■ **Erforderliche Aufgabe**:
Ändern Sie im Material die Zeilen von der Zeile mit „scroll-up-icon[interactable]: ▲: [681, 94, 687, 103]“ bis einschließlich der Zeile mit „47, 677, 59]“, indem Sie „tracking-number-input“ durch „parcel-number-input“ ersetzen. Geben Sie nur diese Zeilen wieder und lassen Sie alles Übrige unverändert.

■ **Datensatz**:
----------------

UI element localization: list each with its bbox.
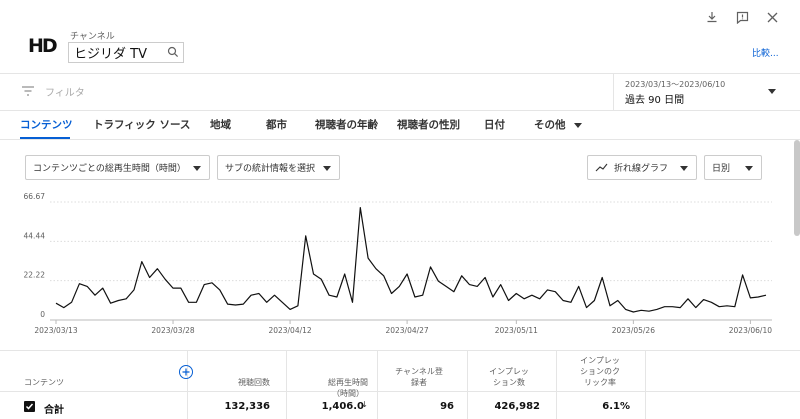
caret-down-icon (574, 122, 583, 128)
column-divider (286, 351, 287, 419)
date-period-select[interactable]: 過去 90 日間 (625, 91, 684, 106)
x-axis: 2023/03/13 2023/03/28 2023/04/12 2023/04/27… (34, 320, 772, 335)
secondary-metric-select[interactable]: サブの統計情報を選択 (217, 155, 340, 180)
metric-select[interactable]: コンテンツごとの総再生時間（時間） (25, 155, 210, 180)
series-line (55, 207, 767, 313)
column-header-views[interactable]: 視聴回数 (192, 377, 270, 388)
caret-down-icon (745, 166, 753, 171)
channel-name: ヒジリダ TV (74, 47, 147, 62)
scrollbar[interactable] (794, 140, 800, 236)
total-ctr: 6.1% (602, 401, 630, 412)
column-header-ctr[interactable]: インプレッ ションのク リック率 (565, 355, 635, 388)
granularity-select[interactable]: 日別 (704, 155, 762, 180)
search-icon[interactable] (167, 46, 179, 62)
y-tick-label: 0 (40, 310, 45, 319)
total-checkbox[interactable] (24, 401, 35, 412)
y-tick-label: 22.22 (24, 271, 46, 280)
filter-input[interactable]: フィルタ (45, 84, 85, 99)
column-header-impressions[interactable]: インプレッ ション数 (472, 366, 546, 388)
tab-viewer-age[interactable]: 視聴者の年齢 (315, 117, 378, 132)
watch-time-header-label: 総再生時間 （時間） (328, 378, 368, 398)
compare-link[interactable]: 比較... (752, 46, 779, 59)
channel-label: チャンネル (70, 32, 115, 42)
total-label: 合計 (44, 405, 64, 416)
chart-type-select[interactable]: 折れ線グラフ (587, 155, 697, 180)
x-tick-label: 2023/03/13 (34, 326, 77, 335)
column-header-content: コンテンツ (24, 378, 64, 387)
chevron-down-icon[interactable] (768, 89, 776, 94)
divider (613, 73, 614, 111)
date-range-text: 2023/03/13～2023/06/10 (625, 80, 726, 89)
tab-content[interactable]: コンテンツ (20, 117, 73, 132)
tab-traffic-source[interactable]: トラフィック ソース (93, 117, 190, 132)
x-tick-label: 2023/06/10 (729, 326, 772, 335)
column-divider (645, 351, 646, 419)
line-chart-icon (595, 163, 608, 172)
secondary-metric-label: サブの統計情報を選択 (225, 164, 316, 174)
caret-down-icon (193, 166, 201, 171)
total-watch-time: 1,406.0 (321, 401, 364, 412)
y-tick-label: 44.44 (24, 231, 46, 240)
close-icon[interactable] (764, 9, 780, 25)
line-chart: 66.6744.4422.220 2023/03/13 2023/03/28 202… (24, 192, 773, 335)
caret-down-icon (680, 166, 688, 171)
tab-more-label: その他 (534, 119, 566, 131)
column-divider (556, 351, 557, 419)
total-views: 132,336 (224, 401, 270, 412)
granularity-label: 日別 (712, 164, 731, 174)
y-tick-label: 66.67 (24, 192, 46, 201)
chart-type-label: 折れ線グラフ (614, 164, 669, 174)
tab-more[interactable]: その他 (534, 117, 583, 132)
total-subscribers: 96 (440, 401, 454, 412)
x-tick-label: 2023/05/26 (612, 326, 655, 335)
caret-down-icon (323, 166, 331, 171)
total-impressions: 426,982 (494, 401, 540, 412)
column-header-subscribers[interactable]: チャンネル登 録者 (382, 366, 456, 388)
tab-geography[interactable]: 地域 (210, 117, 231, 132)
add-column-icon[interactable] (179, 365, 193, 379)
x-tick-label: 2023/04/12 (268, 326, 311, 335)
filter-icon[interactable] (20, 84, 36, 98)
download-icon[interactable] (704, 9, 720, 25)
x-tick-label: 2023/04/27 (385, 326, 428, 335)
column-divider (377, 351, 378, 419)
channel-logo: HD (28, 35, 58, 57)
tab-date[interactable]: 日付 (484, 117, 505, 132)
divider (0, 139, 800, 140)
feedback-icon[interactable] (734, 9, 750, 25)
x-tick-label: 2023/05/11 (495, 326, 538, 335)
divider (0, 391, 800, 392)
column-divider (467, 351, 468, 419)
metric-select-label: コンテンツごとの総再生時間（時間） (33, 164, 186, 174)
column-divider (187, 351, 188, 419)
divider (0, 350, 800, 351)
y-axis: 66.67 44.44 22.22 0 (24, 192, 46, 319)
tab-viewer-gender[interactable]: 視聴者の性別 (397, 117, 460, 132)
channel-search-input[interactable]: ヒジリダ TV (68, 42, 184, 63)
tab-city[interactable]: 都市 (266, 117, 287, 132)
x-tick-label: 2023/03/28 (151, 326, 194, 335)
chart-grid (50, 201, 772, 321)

----------------

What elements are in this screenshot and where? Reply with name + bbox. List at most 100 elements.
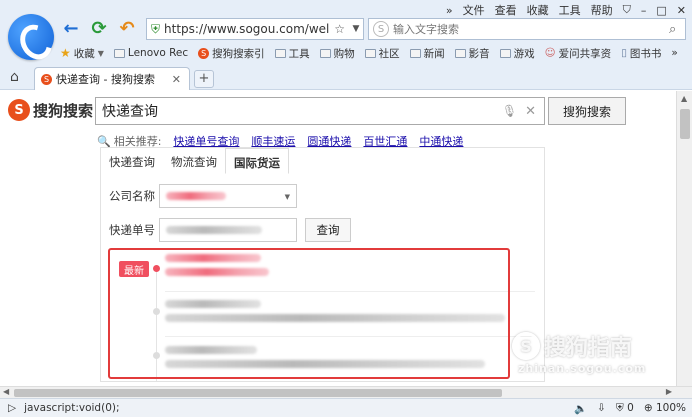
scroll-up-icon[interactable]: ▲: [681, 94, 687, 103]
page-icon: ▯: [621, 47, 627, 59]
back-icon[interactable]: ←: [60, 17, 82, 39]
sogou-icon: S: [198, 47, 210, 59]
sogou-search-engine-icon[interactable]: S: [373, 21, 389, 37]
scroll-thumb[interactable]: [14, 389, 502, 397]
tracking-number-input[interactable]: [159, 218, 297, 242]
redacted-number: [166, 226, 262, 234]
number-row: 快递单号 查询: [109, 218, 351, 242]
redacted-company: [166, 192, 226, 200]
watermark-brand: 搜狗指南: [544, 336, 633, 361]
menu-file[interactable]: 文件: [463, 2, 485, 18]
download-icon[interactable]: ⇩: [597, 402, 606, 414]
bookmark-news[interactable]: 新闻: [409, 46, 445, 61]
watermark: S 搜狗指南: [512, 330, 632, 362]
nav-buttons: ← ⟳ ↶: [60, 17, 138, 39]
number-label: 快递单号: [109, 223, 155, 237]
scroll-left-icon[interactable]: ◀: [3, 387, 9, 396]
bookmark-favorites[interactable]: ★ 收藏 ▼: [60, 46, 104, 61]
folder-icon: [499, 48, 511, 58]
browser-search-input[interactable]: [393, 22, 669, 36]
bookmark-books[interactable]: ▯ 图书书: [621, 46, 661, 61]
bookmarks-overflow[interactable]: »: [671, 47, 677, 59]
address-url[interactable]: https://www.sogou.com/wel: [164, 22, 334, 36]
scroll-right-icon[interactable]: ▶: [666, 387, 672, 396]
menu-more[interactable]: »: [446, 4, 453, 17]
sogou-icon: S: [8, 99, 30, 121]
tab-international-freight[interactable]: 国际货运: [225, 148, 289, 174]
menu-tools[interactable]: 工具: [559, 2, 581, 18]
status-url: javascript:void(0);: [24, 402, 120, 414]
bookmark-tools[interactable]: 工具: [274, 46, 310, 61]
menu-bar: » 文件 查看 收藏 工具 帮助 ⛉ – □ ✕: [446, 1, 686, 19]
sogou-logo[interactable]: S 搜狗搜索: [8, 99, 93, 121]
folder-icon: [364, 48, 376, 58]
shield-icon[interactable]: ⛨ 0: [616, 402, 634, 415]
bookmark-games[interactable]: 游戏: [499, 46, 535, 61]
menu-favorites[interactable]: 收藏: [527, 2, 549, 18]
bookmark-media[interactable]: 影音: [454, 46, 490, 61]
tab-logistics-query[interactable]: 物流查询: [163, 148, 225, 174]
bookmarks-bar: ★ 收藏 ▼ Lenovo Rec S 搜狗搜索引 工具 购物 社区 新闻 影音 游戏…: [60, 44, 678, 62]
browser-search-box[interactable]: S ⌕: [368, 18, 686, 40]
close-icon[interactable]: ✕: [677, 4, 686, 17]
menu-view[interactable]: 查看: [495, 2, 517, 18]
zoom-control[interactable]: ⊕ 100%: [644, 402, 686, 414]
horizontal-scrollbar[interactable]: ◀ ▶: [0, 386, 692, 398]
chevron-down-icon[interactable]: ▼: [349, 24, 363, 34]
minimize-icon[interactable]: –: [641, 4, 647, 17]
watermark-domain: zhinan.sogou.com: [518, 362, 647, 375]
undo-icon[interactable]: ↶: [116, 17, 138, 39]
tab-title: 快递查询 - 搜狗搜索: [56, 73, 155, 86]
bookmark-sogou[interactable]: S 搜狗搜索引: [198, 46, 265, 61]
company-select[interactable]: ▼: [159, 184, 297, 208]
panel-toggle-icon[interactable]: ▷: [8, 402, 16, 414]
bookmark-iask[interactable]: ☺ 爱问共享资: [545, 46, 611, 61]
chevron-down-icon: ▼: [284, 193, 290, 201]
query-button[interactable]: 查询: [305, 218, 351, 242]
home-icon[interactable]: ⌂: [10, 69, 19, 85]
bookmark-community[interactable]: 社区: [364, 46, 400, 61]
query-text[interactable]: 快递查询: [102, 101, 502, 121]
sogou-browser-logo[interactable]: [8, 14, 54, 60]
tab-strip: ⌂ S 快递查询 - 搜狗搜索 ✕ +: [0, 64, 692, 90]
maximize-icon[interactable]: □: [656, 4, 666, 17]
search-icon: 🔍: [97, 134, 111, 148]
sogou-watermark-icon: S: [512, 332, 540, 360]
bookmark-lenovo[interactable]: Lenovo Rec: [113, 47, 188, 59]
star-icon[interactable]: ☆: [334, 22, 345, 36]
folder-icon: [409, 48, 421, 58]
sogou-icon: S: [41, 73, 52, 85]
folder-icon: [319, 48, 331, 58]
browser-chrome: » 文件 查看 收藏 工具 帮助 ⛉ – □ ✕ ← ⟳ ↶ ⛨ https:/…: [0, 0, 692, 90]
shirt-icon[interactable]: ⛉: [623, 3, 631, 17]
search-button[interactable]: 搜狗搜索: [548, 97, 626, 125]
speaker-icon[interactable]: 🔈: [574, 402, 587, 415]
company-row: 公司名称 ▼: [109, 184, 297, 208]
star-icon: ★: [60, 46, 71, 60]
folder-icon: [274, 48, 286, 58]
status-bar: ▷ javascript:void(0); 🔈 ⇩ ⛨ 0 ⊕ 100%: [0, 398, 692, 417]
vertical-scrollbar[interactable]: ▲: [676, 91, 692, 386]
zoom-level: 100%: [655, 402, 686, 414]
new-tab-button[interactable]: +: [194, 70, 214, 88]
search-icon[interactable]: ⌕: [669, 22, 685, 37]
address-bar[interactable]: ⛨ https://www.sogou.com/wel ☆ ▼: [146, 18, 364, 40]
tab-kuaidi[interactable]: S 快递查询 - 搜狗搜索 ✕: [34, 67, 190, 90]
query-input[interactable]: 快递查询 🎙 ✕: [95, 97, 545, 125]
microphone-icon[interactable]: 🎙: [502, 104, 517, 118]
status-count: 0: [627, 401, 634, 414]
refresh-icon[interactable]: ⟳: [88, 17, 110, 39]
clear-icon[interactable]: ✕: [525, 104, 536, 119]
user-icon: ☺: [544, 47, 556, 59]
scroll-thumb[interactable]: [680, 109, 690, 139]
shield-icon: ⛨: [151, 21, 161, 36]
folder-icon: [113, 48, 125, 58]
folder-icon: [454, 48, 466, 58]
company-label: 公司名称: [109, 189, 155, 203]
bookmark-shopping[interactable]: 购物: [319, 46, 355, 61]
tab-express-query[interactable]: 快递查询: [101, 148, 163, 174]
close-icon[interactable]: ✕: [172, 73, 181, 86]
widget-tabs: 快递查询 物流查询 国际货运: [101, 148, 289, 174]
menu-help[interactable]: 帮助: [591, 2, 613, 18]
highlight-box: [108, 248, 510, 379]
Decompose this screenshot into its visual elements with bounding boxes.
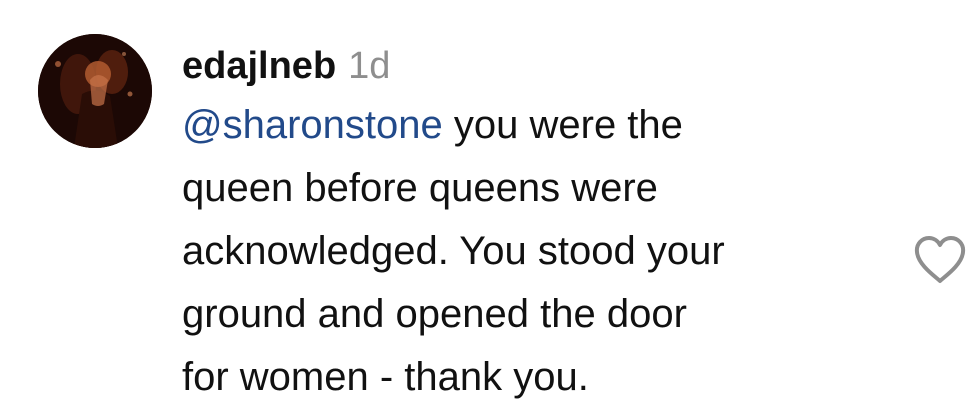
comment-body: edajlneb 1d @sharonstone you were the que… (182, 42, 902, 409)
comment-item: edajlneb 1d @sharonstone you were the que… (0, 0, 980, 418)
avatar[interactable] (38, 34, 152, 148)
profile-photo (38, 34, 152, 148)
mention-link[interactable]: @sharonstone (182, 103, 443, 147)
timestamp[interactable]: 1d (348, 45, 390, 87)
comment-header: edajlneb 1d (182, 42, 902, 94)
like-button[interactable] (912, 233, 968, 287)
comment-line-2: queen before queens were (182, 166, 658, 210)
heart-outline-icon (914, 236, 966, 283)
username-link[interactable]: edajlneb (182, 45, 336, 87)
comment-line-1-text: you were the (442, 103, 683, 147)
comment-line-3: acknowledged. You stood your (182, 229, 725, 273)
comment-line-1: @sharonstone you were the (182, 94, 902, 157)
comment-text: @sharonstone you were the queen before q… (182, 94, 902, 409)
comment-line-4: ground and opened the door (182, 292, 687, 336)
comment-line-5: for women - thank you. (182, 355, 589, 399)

----------------

■ **Ergebnis der Aufgabe**:
scroll-up-icon[interactable]: ▲: [681, 94, 687, 103]
page-icon: ▯: [621, 47, 627, 59]
back-icon[interactable]: ←: [60, 17, 82, 39]
sogou-icon: S: [198, 47, 210, 59]
sogou-search-engine-icon[interactable]: S: [373, 21, 389, 37]
scroll-thumb[interactable]: [14, 389, 502, 397]
parcel-number-input[interactable]: [159, 218, 297, 242]
redacted-number: [166, 226, 262, 234]
number-row: 快递单号 查询: [109, 218, 351, 242]
redacted-company: [166, 192, 226, 200]
watermark-brand: 搜狗指南: [544, 336, 633, 361]
menu-file[interactable]: 文件: [463, 2, 485, 18]
download-icon[interactable]: ⇩: [597, 402, 606, 414]
bookmark-news[interactable]: 新闻: [409, 46, 445, 61]
watermark: S 搜狗指南: [512, 330, 632, 362]
nav-buttons: ← ⟳ ↶: [60, 17, 138, 39]
number-label: 快递单号: [109, 223, 155, 237]
scroll-left-icon[interactable]: ◀: [3, 387, 9, 396]
bookmark-favorites[interactable]: ★ 收藏 ▼: [60, 46, 104, 61]
folder-icon: [499, 48, 511, 58]
browser-search-input[interactable]: [393, 22, 669, 36]
bookmark-books[interactable]: ▯ 图书书: [621, 46, 661, 61]
bookmarks-overflow[interactable]: »: [671, 47, 677, 59]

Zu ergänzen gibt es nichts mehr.